▸ Figure dataset records:

··········

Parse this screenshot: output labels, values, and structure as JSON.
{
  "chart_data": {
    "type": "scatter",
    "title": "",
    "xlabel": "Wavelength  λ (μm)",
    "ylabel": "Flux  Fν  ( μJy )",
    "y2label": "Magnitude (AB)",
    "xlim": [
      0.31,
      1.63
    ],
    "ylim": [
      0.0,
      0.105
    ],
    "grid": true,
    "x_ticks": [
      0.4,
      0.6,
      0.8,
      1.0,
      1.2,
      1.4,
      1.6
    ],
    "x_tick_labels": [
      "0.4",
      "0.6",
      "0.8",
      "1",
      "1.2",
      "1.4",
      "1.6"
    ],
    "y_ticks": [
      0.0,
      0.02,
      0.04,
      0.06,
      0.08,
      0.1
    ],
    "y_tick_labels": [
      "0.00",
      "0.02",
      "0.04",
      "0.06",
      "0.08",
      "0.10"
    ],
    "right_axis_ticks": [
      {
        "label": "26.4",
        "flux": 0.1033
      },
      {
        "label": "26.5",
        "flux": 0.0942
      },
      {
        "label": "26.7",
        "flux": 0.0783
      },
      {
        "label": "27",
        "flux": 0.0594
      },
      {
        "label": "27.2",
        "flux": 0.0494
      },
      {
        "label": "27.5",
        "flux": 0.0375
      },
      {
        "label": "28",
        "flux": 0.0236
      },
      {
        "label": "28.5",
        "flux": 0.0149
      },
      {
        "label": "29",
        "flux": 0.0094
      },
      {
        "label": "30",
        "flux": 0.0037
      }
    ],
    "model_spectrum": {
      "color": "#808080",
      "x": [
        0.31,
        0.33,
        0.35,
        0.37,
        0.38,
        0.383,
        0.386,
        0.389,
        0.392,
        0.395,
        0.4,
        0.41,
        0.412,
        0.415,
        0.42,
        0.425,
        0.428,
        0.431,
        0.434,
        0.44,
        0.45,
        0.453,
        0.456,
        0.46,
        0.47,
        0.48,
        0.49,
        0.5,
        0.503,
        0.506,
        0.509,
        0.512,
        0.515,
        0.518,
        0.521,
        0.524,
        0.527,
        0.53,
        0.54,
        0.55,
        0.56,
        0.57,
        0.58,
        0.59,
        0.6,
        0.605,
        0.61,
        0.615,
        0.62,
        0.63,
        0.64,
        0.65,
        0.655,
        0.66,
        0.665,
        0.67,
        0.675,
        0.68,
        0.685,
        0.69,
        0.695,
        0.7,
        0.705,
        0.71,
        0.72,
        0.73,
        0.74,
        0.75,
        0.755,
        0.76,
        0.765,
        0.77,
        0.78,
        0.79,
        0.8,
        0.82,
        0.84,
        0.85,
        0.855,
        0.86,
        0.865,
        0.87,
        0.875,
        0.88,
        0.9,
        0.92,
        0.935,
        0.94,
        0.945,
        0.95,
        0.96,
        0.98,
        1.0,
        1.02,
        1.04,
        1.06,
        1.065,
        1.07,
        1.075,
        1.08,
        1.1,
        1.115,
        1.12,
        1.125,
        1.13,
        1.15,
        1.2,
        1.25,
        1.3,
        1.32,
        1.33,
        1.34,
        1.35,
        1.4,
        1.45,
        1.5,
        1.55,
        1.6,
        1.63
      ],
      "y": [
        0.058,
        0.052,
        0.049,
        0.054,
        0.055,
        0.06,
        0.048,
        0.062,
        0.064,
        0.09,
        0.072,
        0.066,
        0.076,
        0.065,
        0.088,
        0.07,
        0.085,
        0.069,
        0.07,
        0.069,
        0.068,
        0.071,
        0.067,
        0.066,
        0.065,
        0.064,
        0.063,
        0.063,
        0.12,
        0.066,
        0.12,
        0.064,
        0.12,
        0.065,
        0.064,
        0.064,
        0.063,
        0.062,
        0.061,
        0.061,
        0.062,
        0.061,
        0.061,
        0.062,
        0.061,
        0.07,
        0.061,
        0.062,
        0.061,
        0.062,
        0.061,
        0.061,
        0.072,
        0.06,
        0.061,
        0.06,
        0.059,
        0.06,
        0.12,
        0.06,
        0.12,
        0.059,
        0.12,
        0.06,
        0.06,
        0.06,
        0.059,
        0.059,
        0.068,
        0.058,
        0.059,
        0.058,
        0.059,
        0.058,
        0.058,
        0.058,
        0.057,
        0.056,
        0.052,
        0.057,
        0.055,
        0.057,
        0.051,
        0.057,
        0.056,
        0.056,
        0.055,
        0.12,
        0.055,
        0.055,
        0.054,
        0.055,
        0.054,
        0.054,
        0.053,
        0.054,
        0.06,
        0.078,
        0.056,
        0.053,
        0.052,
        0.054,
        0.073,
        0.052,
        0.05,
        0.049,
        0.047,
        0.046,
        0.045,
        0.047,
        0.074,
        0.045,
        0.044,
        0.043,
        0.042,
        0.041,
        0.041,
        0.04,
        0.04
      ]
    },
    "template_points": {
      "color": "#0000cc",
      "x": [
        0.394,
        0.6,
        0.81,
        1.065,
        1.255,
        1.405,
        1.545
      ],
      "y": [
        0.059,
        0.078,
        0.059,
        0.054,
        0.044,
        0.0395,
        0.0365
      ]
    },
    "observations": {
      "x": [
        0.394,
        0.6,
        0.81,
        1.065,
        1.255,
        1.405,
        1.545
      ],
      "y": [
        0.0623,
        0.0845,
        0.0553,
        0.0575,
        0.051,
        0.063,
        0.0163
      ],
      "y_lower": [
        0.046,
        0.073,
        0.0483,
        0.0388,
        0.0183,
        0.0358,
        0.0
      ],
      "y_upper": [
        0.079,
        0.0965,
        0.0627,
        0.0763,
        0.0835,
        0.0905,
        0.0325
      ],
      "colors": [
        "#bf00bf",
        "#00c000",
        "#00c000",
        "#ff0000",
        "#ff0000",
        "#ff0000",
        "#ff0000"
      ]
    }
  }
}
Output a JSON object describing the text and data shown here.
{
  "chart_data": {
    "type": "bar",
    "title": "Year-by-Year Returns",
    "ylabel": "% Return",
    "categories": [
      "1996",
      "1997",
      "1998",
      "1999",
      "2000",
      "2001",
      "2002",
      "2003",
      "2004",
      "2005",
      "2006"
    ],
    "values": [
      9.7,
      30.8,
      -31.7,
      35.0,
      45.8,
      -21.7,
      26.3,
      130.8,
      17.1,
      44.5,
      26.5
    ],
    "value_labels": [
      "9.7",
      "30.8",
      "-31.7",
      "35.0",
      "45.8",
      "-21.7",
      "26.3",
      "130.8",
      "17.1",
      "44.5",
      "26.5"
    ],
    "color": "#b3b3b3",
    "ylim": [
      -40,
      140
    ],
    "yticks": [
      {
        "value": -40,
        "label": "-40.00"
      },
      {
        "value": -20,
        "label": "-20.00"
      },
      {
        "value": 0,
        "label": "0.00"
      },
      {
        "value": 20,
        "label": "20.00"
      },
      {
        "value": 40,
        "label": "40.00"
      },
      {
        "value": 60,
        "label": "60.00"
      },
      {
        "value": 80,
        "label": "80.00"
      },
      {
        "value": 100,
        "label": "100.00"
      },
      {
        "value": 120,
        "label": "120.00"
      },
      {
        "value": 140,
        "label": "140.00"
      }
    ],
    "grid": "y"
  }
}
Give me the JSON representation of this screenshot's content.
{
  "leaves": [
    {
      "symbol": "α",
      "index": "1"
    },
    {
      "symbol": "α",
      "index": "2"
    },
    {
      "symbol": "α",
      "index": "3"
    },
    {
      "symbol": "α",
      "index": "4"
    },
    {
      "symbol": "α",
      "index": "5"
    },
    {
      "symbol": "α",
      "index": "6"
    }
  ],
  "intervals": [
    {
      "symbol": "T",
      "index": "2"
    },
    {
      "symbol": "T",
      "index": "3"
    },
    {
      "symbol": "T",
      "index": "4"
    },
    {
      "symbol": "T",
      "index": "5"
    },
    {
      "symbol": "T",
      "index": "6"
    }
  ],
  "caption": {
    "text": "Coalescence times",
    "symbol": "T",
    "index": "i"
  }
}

··········

Only a number is needed: how many lines of the material above contain "values"?

2